┌──

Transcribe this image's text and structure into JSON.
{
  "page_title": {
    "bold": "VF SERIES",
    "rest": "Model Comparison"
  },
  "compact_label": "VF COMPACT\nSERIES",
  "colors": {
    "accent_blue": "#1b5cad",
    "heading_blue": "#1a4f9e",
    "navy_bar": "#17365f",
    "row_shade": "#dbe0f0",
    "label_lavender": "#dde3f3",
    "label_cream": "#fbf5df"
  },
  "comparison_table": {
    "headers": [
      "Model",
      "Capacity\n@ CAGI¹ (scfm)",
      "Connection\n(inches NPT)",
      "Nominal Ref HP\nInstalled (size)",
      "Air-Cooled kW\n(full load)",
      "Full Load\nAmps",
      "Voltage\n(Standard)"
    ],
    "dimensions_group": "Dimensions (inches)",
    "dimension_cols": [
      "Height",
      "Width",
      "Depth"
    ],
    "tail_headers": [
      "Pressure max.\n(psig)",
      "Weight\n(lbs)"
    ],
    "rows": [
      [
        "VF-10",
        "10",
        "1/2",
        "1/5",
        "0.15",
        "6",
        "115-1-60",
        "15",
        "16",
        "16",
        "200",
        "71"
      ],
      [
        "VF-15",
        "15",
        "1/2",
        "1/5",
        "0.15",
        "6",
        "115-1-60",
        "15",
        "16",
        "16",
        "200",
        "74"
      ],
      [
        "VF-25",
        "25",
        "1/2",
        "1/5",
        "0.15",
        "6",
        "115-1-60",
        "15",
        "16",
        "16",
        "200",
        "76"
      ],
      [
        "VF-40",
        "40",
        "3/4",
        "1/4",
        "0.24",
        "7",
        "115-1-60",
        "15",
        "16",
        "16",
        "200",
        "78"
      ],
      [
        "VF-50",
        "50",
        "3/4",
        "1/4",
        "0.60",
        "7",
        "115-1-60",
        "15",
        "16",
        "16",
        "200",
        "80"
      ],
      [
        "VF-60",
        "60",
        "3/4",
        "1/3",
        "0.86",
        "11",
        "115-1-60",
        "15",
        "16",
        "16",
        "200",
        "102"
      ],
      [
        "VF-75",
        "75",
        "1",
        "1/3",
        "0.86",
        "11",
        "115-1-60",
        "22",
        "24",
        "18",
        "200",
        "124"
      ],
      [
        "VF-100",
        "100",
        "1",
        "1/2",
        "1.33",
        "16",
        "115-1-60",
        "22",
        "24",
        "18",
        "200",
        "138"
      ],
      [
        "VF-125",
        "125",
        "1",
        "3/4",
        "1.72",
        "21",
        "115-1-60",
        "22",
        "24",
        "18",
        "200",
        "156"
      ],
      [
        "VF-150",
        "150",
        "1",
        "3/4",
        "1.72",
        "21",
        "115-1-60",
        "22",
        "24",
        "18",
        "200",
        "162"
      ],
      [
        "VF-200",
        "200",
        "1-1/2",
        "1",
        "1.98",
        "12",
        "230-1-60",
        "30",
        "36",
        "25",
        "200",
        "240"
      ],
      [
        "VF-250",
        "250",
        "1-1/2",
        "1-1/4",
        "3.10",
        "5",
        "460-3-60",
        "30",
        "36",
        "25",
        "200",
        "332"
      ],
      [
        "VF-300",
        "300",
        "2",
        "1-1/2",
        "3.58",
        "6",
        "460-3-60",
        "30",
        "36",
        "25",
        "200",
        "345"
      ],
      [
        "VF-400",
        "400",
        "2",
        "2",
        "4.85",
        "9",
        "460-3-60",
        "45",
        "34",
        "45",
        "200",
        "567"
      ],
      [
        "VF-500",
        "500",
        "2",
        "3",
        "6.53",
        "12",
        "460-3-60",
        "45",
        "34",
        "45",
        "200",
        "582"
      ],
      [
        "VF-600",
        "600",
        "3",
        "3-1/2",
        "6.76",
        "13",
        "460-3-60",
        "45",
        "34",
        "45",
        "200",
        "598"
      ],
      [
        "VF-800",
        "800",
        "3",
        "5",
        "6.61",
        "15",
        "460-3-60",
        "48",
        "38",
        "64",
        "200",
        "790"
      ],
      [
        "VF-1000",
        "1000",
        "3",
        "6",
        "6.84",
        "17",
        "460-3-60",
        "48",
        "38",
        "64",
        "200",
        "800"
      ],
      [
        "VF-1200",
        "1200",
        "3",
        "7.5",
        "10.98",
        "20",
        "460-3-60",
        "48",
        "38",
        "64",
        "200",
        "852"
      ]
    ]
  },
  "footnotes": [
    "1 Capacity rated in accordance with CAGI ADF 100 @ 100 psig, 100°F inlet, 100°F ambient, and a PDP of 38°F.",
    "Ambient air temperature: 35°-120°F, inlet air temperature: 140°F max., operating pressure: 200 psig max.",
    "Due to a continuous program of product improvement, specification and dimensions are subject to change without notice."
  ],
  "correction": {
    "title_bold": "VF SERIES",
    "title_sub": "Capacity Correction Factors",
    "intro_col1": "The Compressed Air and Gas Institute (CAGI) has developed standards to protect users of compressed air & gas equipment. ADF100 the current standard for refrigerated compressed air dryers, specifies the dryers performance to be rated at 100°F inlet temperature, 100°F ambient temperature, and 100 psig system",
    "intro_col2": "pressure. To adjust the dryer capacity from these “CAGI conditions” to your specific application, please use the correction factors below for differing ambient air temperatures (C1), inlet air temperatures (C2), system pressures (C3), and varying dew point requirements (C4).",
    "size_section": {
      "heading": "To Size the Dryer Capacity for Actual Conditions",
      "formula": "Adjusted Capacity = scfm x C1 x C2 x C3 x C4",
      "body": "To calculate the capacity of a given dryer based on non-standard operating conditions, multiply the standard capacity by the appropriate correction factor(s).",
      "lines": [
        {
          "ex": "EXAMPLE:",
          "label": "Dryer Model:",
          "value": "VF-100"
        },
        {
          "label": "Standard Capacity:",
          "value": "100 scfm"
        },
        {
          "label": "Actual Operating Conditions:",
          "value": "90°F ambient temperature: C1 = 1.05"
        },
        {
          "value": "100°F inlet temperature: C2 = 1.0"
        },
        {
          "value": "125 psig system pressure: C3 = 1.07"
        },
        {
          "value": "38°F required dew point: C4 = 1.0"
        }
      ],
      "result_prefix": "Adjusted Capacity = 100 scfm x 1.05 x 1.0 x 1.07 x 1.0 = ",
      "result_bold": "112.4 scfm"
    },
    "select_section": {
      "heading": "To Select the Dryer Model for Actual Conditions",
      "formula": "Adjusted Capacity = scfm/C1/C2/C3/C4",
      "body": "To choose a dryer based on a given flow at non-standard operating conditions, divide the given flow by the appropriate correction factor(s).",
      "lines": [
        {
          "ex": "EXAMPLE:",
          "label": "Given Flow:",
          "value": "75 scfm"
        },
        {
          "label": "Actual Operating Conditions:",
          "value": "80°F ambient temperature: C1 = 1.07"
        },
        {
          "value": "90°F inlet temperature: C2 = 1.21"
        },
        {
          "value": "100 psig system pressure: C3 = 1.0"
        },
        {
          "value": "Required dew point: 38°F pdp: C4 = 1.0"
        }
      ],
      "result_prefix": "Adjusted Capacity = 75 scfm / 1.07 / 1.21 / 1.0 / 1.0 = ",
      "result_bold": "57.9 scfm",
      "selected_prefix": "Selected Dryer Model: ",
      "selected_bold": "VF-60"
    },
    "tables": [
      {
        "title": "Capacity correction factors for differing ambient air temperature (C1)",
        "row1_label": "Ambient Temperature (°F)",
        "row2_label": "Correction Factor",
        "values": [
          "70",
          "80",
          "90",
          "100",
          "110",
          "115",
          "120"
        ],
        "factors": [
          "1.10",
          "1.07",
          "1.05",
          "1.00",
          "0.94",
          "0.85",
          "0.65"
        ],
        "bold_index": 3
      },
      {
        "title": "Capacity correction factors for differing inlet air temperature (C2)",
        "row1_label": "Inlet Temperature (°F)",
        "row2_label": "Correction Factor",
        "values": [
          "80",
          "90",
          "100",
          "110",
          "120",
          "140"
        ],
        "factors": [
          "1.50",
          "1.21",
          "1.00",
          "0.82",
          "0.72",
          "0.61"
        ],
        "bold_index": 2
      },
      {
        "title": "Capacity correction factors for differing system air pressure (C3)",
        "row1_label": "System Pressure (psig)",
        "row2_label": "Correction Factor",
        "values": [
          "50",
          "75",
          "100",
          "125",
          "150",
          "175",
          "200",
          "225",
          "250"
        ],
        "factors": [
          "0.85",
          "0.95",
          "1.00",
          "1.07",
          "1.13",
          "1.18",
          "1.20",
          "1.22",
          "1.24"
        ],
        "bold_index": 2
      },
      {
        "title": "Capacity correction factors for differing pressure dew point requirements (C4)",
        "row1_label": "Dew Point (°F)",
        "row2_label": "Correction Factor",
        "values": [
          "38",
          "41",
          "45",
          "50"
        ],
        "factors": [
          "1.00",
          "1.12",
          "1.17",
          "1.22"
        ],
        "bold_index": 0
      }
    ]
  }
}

└──

- **TASK DIRECTIONS**
Go through the entries and return each line where the word "Adjusted" appears.

- **ANSWER TO THIS TASK**
      "formula": "Adjusted Capacity = scfm x C1 x C2 x C3 x C4",
      "result_prefix": "Adjusted Capacity = 100 scfm x 1.05 x 1.0 x 1.07 x 1.0 = ",
      "formula": "Adjusted Capacity = scfm/C1/C2/C3/C4",
      "result_prefix": "Adjusted Capacity = 75 scfm / 1.07 / 1.21 / 1.0 / 1.0 = ",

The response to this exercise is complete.